▶ [REQUIREMENT]: Please pick out every line in the records below that contains the word "assembly", and copy each of those lines in full.

▶ [AVAILABLE DATA]:
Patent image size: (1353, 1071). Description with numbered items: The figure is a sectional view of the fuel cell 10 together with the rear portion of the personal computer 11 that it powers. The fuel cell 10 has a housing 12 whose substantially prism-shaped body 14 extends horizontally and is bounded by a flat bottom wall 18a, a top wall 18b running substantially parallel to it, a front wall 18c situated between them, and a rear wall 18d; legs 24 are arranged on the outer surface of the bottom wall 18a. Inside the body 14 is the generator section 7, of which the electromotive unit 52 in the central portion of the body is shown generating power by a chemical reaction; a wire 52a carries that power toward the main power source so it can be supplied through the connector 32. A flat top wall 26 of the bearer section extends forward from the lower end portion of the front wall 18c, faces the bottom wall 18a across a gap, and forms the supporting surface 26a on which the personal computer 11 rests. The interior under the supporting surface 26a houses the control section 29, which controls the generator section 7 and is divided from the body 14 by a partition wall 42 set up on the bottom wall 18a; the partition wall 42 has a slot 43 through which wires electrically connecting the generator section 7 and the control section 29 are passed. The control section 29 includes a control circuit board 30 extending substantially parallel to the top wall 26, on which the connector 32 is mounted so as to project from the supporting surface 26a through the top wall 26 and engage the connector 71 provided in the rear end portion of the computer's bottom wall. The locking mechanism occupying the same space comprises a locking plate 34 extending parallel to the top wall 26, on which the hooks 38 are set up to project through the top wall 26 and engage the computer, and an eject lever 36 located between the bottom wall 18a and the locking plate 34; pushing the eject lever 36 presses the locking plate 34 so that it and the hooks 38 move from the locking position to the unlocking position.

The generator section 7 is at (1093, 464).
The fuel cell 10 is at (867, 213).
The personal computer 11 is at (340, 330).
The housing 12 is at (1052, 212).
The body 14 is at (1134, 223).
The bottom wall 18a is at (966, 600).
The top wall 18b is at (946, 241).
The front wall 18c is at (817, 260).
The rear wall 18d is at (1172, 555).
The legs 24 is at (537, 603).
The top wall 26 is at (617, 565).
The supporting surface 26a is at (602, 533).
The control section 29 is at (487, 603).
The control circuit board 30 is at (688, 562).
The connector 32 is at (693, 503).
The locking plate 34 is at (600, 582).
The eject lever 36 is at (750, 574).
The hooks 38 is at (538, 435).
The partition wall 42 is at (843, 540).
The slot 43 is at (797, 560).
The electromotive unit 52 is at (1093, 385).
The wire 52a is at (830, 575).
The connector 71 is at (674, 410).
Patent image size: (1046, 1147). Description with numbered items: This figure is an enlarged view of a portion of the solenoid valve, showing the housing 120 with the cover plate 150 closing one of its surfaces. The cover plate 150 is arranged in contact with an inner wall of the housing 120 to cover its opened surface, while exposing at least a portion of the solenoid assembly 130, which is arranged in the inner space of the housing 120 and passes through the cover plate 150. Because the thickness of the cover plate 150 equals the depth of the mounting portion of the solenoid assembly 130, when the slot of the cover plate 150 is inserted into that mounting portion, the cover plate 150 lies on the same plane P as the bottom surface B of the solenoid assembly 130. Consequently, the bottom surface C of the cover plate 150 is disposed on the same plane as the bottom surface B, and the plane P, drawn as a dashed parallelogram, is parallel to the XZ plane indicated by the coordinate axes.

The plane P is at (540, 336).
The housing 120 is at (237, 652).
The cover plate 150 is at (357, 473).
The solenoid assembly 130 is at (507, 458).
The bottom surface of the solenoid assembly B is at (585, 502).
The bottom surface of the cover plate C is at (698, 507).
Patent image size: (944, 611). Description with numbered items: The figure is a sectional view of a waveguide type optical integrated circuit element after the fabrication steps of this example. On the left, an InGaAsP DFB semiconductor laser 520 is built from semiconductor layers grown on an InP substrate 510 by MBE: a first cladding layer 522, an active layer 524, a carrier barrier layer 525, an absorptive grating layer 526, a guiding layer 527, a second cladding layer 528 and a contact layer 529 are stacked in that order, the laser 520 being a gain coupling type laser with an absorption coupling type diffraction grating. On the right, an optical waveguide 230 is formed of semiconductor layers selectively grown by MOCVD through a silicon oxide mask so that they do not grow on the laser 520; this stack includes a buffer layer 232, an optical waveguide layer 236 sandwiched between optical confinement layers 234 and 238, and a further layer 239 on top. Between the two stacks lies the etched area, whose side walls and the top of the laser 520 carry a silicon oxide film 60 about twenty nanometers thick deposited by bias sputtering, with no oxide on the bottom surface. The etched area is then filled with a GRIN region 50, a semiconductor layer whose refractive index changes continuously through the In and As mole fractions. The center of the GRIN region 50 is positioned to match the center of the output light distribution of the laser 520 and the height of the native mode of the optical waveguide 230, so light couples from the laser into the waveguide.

▶ [ANSWER BELOW]:
Patent image size: (1046, 1147). Description with numbered items: This figure is an enlarged view of a portion of the solenoid valve, showing the housing 120 with the cover plate 150 closing one of its surfaces. The cover plate 150 is arranged in contact with an inner wall of the housing 120 to cover its opened surface, while exposing at least a portion of the solenoid assembly 130, which is arranged in the inner space of the housing 120 and passes through the cover plate 150. Because the thickness of the cover plate 150 equals the depth of the mounting portion of the solenoid assembly 130, when the slot of the cover plate 150 is inserted into that mounting portion, the cover plate 150 lies on the same plane P as the bottom surface B of the solenoid assembly 130. Consequently, the bottom surface C of the cover plate 150 is disposed on the same plane as the bottom surface B, and the plane P, drawn as a dashed parallelogram, is parallel to the XZ plane indicated by the coordinate axes.
The solenoid assembly 130 is at (507, 458).
The bottom surface of the solenoid assembly B is at (585, 502).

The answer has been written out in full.